## Work to do
Output all of the entries below precisely as written.

## Data supplied
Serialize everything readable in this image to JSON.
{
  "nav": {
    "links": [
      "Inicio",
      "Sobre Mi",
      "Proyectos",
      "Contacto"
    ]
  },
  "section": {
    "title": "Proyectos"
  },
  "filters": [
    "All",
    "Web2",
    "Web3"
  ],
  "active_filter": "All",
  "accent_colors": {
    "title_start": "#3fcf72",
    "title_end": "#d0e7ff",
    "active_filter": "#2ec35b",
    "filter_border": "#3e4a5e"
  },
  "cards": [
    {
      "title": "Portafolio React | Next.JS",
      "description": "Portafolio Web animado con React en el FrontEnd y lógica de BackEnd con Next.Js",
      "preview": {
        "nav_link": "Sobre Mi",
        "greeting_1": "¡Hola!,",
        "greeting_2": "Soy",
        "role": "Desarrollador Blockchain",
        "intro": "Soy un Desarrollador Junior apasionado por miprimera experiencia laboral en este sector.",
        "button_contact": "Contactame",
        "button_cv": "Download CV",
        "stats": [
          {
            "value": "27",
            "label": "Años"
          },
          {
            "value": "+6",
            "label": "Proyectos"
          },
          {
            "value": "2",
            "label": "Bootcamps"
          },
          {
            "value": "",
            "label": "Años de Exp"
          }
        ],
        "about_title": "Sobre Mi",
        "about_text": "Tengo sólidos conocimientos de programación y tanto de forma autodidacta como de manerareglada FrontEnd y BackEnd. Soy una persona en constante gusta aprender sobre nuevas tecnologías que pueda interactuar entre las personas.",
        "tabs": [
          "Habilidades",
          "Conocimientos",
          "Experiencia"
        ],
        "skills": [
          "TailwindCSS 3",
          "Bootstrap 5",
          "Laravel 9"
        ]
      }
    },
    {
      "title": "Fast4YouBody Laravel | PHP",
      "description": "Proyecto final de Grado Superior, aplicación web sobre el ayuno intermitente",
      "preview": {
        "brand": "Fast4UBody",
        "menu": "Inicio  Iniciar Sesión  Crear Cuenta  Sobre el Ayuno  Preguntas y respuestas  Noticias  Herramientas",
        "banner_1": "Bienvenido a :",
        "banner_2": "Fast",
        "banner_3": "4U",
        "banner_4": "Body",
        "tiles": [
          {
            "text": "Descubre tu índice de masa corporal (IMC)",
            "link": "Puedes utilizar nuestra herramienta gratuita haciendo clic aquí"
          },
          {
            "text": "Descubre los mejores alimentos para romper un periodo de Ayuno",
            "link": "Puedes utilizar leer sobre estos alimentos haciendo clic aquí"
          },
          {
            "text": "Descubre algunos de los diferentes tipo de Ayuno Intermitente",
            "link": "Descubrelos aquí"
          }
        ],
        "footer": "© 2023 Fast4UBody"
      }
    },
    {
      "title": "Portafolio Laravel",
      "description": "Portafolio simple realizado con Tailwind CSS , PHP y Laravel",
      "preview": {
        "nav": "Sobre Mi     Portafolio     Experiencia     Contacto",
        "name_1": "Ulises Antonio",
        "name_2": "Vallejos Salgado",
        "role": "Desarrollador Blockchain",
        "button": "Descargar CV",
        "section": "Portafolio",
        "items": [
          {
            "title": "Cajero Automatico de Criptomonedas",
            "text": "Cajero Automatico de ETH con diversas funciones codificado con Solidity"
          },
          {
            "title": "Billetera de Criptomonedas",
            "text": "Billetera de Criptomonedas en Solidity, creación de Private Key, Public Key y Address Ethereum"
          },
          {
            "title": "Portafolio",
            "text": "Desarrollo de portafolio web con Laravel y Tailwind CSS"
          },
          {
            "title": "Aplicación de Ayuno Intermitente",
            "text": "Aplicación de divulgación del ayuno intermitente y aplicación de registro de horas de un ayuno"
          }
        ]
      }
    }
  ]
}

## Exercise response
Serialize everything readable in this image to JSON.
{
  "nav": {
    "links": [
      "Inicio",
      "Sobre Mi",
      "Proyectos",
      "Contacto"
    ]
  },
  "section": {
    "title": "Proyectos"
  },
  "filters": [
    "All",
    "Web2",
    "Web3"
  ],
  "active_filter": "All",
  "accent_colors": {
    "title_start": "#3fcf72",
    "title_end": "#d0e7ff",
    "active_filter": "#2ec35b",
    "filter_border": "#3e4a5e"
  },
  "cards": [
    {
      "title": "Portafolio React | Next.JS",
      "description": "Portafolio Web animado con React en el FrontEnd y lógica de BackEnd con Next.Js",
      "preview": {
        "nav_link": "Sobre Mi",
        "greeting_1": "¡Hola!,",
        "greeting_2": "Soy",
        "role": "Desarrollador Blockchain",
        "intro": "Soy un Desarrollador Junior apasionado por miprimera experiencia laboral en este sector.",
        "button_contact": "Contactame",
        "button_cv": "Download CV",
        "stats": [
          {
            "value": "27",
            "label": "Años"
          },
          {
            "value": "+6",
            "label": "Proyectos"
          },
          {
            "value": "2",
            "label": "Bootcamps"
          },
          {
            "value": "",
            "label": "Años de Exp"
          }
        ],
        "about_title": "Sobre Mi",
        "about_text": "Tengo sólidos conocimientos de programación y tanto de forma autodidacta como de manerareglada FrontEnd y BackEnd. Soy una persona en constante gusta aprender sobre nuevas tecnologías que pueda interactuar entre las personas.",
        "tabs": [
          "Habilidades",
          "Conocimientos",
          "Experiencia"
        ],
        "skills": [
          "TailwindCSS 3",
          "Bootstrap 5",
          "Laravel 9"
        ]
      }
    },
    {
      "title": "Fast4YouBody Laravel | PHP",
      "description": "Proyecto final de Grado Superior, aplicación web sobre el ayuno intermitente",
      "preview": {
        "brand": "Fast4UBody",
        "menu": "Inicio  Iniciar Sesión  Crear Cuenta  Sobre el Ayuno  Preguntas y respuestas  Noticias  Herramientas",
        "banner_1": "Bienvenido a :",
        "banner_2": "Fast",
        "banner_3": "4U",
        "banner_4": "Body",
        "tiles": [
          {
            "text": "Descubre tu índice de masa corporal (IMC)",
            "link": "Puedes utilizar nuestra herramienta gratuita haciendo clic aquí"
          },
          {
            "text": "Descubre los mejores alimentos para romper un periodo de Ayuno",
            "link": "Puedes utilizar leer sobre estos alimentos haciendo clic aquí"
          },
          {
            "text": "Descubre algunos de los diferentes tipo de Ayuno Intermitente",
            "link": "Descubrelos aquí"
          }
        ],
        "footer": "© 2023 Fast4UBody"
      }
    },
    {
      "title": "Portafolio Laravel",
      "description": "Portafolio simple realizado con Tailwind CSS , PHP y Laravel",
      "preview": {
        "nav": "Sobre Mi     Portafolio     Experiencia     Contacto",
        "name_1": "Ulises Antonio",
        "name_2": "Vallejos Salgado",
        "role": "Desarrollador Blockchain",
        "button": "Descargar CV",
        "section": "Portafolio",
        "items": [
          {
            "title": "Cajero Automatico de Criptomonedas",
            "text": "Cajero Automatico de ETH con diversas funciones codificado con Solidity"
          },
          {
            "title": "Billetera de Criptomonedas",
            "text": "Billetera de Criptomonedas en Solidity, creación de Private Key, Public Key y Address Ethereum"
          },
          {
            "title": "Portafolio",
            "text": "Desarrollo de portafolio web con Laravel y Tailwind CSS"
          },
          {
            "title": "Aplicación de Ayuno Intermitente",
            "text": "Aplicación de divulgación del ayuno intermitente y aplicación de registro de horas de un ayuno"
          }
        ]
      }
    }
  ]
}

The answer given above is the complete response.